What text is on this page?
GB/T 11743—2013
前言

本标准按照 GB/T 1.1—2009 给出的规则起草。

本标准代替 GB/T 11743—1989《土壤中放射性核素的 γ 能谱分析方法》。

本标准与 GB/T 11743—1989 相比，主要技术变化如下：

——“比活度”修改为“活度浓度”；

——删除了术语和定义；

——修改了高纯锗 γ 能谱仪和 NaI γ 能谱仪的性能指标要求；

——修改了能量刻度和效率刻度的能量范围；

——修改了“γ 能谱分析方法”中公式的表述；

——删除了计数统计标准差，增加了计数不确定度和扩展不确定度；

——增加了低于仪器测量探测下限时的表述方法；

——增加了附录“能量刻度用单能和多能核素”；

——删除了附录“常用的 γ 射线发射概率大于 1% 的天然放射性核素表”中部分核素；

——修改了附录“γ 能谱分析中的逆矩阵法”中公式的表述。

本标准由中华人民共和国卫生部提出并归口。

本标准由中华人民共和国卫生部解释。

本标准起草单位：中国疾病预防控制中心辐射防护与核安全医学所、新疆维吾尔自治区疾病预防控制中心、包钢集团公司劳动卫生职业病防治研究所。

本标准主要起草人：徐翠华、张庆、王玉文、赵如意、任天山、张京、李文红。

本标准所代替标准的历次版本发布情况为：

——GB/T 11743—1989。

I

...

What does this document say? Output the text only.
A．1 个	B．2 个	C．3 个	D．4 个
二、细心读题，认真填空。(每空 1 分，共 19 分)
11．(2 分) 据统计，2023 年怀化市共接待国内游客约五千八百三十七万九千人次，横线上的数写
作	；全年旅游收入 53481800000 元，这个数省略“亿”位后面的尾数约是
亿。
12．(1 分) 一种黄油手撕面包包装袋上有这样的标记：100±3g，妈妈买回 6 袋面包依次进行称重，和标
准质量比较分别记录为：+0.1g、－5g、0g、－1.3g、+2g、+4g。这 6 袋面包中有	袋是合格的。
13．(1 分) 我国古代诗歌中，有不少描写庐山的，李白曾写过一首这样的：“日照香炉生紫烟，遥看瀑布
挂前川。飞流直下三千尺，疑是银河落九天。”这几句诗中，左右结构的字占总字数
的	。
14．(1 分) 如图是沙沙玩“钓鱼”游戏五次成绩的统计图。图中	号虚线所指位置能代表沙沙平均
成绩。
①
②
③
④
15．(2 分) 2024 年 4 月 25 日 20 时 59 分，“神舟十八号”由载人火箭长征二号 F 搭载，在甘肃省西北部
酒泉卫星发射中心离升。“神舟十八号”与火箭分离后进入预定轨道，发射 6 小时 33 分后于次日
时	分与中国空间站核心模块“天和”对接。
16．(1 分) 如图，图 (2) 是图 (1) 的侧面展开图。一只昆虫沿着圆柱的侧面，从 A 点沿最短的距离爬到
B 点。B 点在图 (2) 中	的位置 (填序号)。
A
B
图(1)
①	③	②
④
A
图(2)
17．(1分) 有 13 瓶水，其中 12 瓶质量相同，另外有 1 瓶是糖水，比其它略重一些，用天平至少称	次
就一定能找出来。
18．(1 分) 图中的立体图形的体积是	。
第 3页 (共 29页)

» **Direction**: Which lines contain the word "神舟十八号"? Copy each of them.

» **Right answer**:
15．(2 分) 2024 年 4 月 25 日 20 时 59 分，“神舟十八号”由载人火箭长征二号 F 搭载，在甘肃省西北部
酒泉卫星发射中心离升。“神舟十八号”与火箭分离后进入预定轨道，发射 6 小时 33 分后于次日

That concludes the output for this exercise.